■ How to complete this task:
The records that follow must be repeated exactly, line by line.

Saved data entries:
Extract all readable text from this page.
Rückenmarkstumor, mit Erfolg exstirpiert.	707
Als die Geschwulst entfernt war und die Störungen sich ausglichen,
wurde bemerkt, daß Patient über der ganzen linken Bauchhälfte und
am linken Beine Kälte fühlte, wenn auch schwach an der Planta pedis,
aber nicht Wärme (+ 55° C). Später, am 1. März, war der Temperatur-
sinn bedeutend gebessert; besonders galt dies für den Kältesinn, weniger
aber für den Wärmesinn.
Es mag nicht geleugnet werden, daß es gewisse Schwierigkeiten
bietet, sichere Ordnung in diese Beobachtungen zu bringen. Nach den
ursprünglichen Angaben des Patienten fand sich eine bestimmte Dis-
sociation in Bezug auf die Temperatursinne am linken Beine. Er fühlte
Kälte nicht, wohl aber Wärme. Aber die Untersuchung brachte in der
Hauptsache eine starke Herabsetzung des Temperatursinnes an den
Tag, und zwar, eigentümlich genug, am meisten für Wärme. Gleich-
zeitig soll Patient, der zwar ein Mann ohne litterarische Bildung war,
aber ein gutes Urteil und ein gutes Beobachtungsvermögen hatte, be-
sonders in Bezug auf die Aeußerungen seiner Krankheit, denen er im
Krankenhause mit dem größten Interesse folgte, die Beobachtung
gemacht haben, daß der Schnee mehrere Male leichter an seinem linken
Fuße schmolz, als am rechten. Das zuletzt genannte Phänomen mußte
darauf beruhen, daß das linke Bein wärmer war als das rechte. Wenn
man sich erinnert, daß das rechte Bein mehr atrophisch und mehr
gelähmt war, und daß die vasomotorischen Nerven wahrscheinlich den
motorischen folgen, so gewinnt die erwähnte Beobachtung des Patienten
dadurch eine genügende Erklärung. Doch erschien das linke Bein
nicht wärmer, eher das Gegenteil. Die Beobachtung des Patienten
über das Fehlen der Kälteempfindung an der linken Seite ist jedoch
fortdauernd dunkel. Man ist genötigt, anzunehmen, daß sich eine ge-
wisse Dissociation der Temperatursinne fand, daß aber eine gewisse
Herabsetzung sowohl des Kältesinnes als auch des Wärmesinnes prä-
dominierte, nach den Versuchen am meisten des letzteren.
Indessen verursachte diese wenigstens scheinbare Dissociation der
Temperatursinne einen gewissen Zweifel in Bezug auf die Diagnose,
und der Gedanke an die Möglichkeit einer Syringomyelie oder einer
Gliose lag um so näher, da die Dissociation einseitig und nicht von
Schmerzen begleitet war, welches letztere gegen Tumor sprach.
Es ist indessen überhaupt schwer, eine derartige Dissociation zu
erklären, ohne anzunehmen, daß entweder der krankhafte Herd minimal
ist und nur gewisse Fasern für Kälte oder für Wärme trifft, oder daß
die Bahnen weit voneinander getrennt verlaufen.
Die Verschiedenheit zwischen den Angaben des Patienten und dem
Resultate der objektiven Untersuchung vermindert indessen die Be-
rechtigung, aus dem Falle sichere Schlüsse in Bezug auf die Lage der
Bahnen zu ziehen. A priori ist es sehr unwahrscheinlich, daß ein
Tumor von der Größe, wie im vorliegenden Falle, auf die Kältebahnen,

■ Answer below:
Extract all readable text from this page.
Rückenmarkstumor, mit Erfolg exstirpiert.	707
Als die Geschwulst entfernt war und die Störungen sich ausglichen,
wurde bemerkt, daß Patient über der ganzen linken Bauchhälfte und
am linken Beine Kälte fühlte, wenn auch schwach an der Planta pedis,
aber nicht Wärme (+ 55° C). Später, am 1. März, war der Temperatur-
sinn bedeutend gebessert; besonders galt dies für den Kältesinn, weniger
aber für den Wärmesinn.
Es mag nicht geleugnet werden, daß es gewisse Schwierigkeiten
bietet, sichere Ordnung in diese Beobachtungen zu bringen. Nach den
ursprünglichen Angaben des Patienten fand sich eine bestimmte Dis-
sociation in Bezug auf die Temperatursinne am linken Beine. Er fühlte
Kälte nicht, wohl aber Wärme. Aber die Untersuchung brachte in der
Hauptsache eine starke Herabsetzung des Temperatursinnes an den
Tag, und zwar, eigentümlich genug, am meisten für Wärme. Gleich-
zeitig soll Patient, der zwar ein Mann ohne litterarische Bildung war,
aber ein gutes Urteil und ein gutes Beobachtungsvermögen hatte, be-
sonders in Bezug auf die Aeußerungen seiner Krankheit, denen er im
Krankenhause mit dem größten Interesse folgte, die Beobachtung
gemacht haben, daß der Schnee mehrere Male leichter an seinem linken
Fuße schmolz, als am rechten. Das zuletzt genannte Phänomen mußte
darauf beruhen, daß das linke Bein wärmer war als das rechte. Wenn
man sich erinnert, daß das rechte Bein mehr atrophisch und mehr
gelähmt war, und daß die vasomotorischen Nerven wahrscheinlich den
motorischen folgen, so gewinnt die erwähnte Beobachtung des Patienten
dadurch eine genügende Erklärung. Doch erschien das linke Bein
nicht wärmer, eher das Gegenteil. Die Beobachtung des Patienten
über das Fehlen der Kälteempfindung an der linken Seite ist jedoch
fortdauernd dunkel. Man ist genötigt, anzunehmen, daß sich eine ge-
wisse Dissociation der Temperatursinne fand, daß aber eine gewisse
Herabsetzung sowohl des Kältesinnes als auch des Wärmesinnes prä-
dominierte, nach den Versuchen am meisten des letzteren.
Indessen verursachte diese wenigstens scheinbare Dissociation der
Temperatursinne einen gewissen Zweifel in Bezug auf die Diagnose,
und der Gedanke an die Möglichkeit einer Syringomyelie oder einer
Gliose lag um so näher, da die Dissociation einseitig und nicht von
Schmerzen begleitet war, welches letztere gegen Tumor sprach.
Es ist indessen überhaupt schwer, eine derartige Dissociation zu
erklären, ohne anzunehmen, daß entweder der krankhafte Herd minimal
ist und nur gewisse Fasern für Kälte oder für Wärme trifft, oder daß
die Bahnen weit voneinander getrennt verlaufen.
Die Verschiedenheit zwischen den Angaben des Patienten und dem
Resultate der objektiven Untersuchung vermindert indessen die Be-
rechtigung, aus dem Falle sichere Schlüsse in Bezug auf die Lage der
Bahnen zu ziehen. A priori ist es sehr unwahrscheinlich, daß ein
Tumor von der Größe, wie im vorliegenden Falle, auf die Kältebahnen,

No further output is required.